(Dataset records)
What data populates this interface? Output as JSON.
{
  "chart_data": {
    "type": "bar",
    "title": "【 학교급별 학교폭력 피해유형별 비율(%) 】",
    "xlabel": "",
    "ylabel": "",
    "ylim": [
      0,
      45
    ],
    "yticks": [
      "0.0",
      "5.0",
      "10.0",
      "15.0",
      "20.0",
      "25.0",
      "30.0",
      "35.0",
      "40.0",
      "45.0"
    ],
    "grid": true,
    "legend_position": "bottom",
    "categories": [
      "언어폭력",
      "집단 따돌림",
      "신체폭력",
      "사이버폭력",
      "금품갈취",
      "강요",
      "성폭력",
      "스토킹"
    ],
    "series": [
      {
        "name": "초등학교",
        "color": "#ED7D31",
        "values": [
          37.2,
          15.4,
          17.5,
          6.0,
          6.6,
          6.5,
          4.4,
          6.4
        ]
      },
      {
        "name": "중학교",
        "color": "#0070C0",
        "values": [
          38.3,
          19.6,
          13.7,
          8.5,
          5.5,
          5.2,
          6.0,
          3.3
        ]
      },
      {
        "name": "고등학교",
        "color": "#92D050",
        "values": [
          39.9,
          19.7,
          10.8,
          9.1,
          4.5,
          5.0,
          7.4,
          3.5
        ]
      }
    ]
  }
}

...

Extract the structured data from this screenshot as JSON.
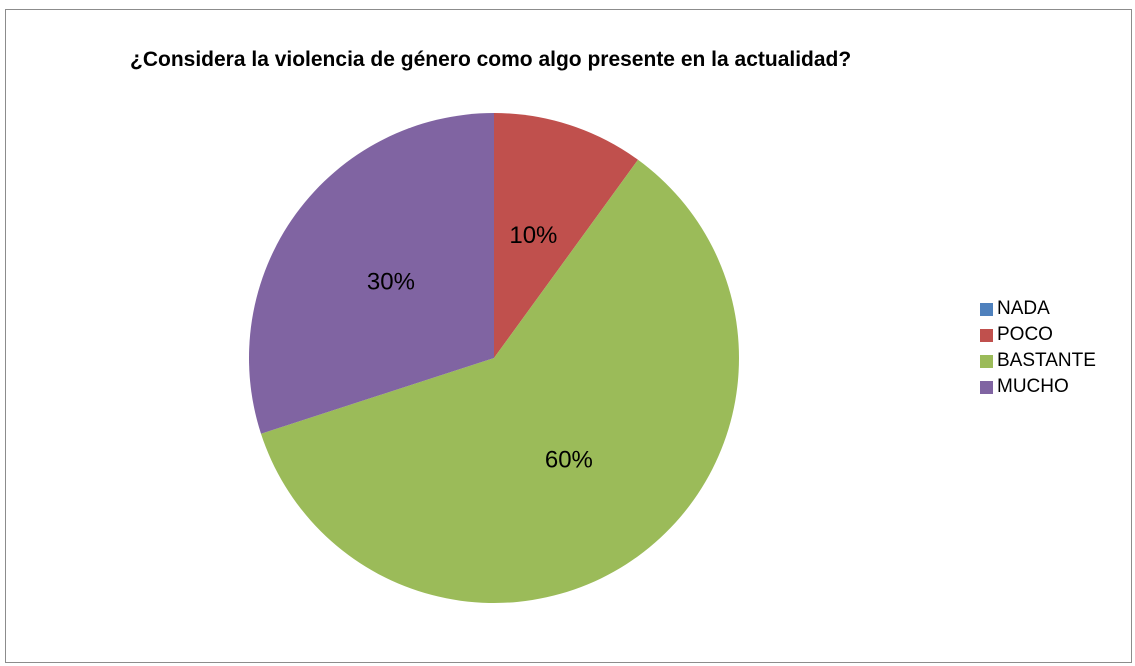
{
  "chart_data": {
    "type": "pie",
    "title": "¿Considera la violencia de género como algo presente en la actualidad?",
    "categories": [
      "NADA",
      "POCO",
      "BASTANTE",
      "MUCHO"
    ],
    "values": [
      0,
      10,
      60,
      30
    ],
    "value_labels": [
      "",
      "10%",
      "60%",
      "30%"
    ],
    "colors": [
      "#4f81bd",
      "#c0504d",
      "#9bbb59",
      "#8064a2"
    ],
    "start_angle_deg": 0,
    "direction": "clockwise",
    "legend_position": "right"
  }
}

**Written instruction**
Where a line in the entries holds "title", copy that line.

**Exercise result**
    "title": "【 학교급별 학교폭력 피해유형별 비율(%) 】",
    "title": "¿Considera la violencia de género como algo presente en la actualidad?",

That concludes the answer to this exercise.